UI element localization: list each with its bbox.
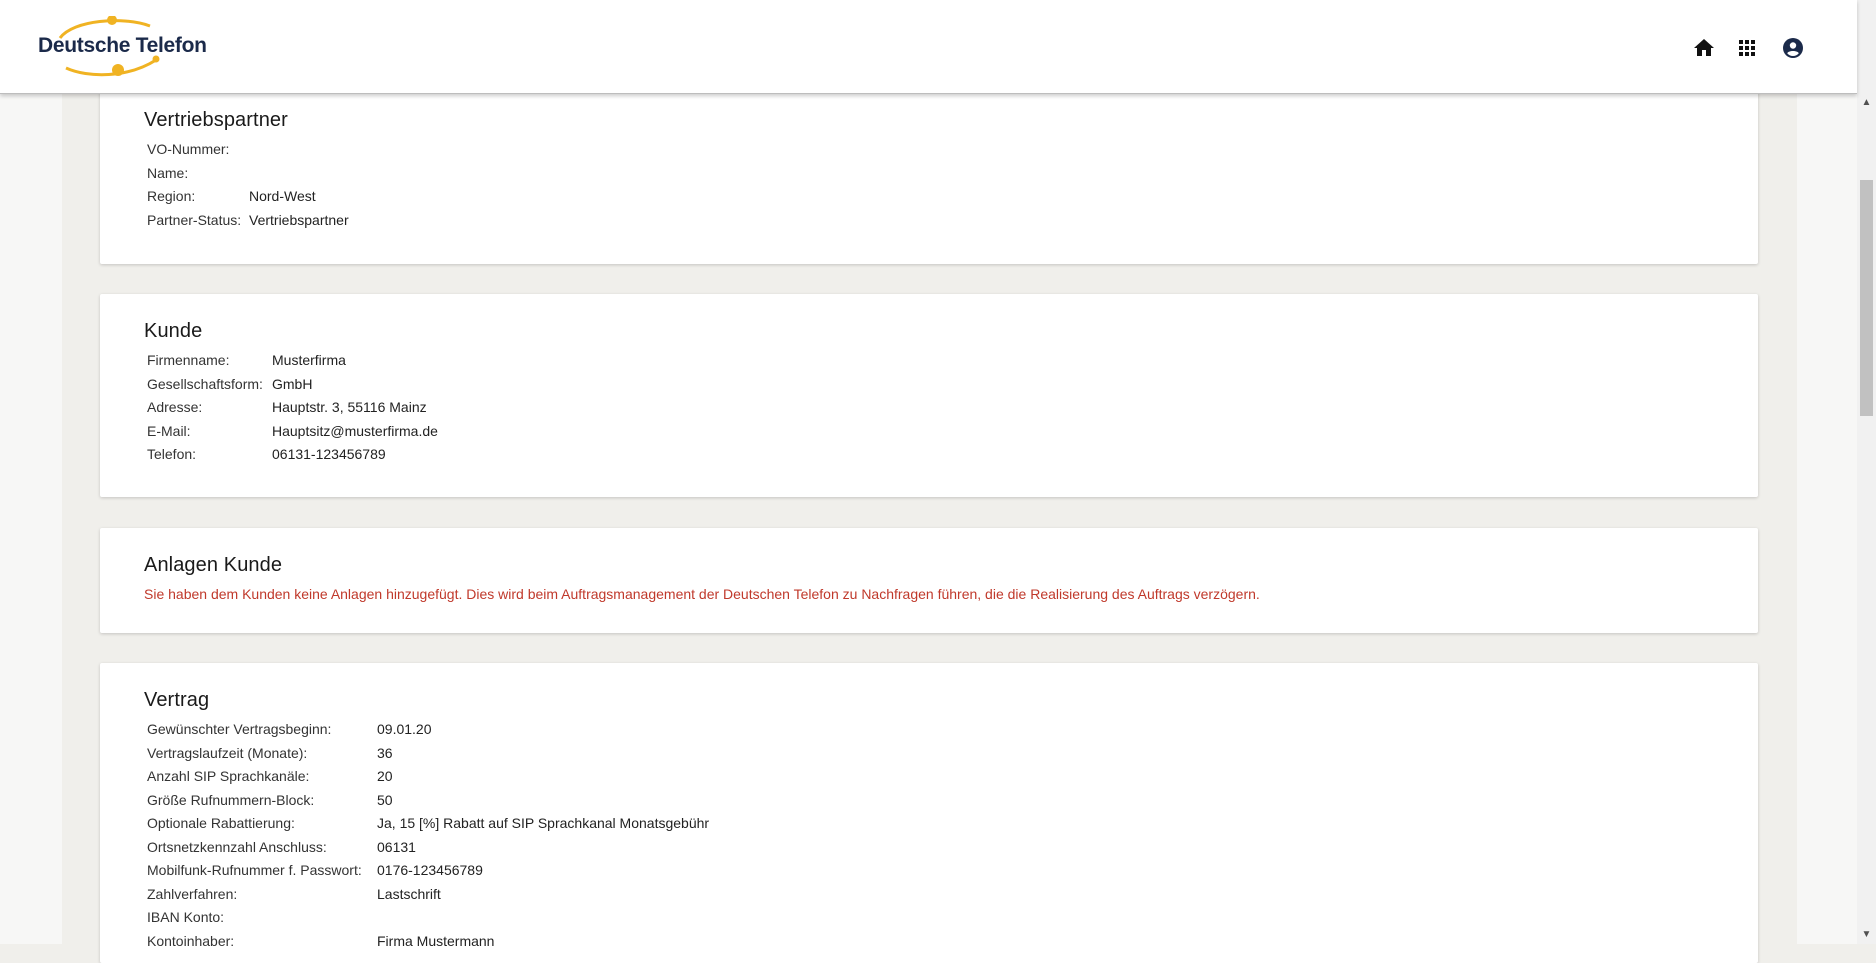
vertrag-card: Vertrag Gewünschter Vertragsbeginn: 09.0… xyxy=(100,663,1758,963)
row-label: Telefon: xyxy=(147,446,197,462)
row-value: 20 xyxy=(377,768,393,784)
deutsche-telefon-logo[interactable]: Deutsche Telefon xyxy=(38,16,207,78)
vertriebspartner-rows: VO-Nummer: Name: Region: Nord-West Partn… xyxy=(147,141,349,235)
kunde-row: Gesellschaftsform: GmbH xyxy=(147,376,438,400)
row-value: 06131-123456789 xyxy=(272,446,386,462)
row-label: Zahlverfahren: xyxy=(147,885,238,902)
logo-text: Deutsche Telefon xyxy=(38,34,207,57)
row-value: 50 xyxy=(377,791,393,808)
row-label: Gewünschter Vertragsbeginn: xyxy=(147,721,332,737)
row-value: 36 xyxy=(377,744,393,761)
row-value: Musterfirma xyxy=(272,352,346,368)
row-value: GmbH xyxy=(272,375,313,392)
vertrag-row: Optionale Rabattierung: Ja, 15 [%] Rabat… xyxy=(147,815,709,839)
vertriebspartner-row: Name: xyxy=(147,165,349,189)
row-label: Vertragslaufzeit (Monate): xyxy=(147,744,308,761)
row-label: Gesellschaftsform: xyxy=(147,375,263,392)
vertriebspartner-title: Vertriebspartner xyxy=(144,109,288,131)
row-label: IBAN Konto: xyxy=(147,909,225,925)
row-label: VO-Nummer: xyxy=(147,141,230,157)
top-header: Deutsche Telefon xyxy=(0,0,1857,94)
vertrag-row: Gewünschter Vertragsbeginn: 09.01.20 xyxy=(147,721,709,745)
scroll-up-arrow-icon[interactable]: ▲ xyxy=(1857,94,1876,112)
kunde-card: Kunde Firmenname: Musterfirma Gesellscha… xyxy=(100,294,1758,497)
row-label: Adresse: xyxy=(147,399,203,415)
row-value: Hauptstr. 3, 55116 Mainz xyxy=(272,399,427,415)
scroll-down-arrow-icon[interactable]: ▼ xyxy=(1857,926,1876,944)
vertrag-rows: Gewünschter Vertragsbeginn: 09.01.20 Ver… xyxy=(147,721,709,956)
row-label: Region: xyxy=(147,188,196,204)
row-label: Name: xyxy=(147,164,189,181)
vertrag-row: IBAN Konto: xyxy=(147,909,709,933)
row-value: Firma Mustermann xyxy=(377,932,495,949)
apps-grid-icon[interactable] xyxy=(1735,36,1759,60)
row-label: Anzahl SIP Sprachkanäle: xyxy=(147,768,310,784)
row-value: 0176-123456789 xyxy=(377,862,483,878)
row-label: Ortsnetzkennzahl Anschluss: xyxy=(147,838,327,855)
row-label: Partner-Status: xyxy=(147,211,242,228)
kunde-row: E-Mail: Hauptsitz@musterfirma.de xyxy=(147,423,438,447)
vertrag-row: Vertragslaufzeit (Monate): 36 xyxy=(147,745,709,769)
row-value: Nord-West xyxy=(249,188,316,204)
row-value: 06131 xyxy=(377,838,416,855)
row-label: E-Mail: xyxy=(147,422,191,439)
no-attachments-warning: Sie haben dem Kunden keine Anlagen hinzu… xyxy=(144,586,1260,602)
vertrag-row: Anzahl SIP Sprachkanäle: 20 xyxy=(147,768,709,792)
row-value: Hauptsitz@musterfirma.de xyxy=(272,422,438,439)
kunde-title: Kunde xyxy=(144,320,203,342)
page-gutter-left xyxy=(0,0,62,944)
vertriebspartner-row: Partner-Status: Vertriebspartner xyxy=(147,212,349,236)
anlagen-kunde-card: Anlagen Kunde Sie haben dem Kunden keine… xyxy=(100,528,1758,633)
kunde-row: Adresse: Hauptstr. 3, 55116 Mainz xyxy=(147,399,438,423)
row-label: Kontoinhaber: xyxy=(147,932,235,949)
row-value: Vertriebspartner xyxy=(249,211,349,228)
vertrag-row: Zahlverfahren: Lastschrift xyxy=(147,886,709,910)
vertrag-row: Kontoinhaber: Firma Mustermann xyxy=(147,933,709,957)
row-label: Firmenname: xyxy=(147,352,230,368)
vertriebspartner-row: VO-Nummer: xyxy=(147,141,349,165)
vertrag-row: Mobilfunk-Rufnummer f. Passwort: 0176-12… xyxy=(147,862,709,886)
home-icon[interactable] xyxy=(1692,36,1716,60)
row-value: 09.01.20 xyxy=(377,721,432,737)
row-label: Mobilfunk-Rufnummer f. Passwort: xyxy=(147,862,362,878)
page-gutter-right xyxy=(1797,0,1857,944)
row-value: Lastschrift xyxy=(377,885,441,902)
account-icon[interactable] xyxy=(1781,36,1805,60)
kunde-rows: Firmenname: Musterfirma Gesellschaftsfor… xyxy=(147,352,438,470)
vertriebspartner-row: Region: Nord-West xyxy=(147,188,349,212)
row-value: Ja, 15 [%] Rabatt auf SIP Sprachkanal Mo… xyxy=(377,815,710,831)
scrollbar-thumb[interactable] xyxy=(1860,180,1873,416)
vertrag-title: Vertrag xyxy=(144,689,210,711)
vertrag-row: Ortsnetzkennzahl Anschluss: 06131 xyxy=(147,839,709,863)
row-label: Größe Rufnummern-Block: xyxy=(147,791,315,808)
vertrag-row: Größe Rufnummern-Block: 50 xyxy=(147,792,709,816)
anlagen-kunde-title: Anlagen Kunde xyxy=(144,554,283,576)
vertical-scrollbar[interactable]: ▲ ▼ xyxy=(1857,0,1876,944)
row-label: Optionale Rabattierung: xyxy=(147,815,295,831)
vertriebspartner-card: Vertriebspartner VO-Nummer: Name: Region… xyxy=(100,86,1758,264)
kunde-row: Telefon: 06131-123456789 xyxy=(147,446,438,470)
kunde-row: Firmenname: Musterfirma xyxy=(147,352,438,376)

□ □ □ □ □ □ □

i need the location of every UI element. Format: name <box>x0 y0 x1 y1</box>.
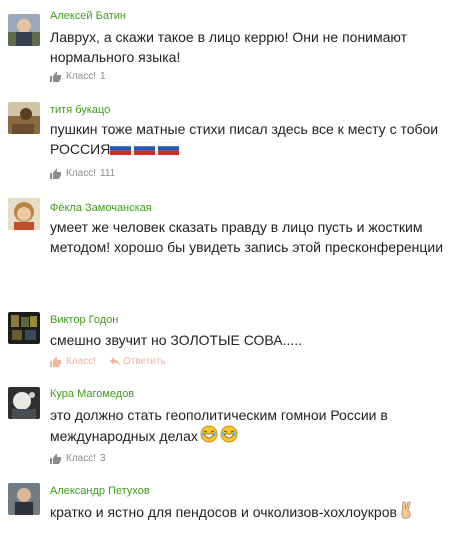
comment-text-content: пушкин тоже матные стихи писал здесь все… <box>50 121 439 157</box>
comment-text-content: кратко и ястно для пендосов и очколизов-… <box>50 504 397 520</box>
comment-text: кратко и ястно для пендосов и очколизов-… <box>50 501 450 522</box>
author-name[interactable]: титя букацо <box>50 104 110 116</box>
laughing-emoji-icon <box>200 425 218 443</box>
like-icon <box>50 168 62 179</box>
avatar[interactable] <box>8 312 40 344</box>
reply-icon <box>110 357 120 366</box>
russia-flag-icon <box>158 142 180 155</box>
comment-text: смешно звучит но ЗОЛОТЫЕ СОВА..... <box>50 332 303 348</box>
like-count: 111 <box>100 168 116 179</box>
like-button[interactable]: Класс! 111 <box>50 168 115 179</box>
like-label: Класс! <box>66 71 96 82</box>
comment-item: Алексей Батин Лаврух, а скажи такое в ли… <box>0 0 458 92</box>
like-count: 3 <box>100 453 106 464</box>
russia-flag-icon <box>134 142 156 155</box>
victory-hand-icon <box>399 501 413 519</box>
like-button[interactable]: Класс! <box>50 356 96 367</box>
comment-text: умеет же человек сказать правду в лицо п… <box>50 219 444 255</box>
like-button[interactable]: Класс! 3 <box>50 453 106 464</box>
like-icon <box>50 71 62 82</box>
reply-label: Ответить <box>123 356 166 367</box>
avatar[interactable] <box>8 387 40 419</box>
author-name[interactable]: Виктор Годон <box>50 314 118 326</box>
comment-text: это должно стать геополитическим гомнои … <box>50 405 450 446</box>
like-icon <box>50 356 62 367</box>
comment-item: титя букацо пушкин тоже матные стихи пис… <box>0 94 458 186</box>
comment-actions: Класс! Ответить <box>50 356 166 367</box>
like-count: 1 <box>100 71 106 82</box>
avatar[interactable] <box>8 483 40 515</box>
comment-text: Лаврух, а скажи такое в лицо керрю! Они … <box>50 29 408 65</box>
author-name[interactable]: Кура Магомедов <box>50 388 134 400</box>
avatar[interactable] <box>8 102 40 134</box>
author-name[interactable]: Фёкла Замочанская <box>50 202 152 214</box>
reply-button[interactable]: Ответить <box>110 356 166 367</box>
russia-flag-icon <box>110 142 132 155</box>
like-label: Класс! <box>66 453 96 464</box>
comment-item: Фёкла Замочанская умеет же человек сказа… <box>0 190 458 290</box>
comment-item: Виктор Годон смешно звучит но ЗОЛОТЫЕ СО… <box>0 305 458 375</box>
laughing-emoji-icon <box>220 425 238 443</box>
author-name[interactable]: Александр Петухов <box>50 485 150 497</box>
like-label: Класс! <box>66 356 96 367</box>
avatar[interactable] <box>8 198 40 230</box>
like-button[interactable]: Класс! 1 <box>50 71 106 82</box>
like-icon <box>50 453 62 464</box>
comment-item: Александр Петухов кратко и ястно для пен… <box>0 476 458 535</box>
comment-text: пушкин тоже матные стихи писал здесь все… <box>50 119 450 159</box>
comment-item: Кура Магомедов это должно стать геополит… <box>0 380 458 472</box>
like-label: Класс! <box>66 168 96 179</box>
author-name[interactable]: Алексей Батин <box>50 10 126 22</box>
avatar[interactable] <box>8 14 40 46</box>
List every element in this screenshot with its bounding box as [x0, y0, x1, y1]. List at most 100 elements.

□ □ □ □ □ □ □

◆ **Short problem**: Copy in full every line of the material above that contains the string "Telefon".

◆ **Task result**:
row-label: Telefon: xyxy=(147,446,197,462)
deutsche-telefon-logo[interactable]: Deutsche Telefon xyxy=(38,16,207,78)
logo-text: Deutsche Telefon xyxy=(38,34,207,57)
top-header: Deutsche Telefon xyxy=(0,0,1857,94)
kunde-row: Telefon: 06131-123456789 xyxy=(147,446,438,470)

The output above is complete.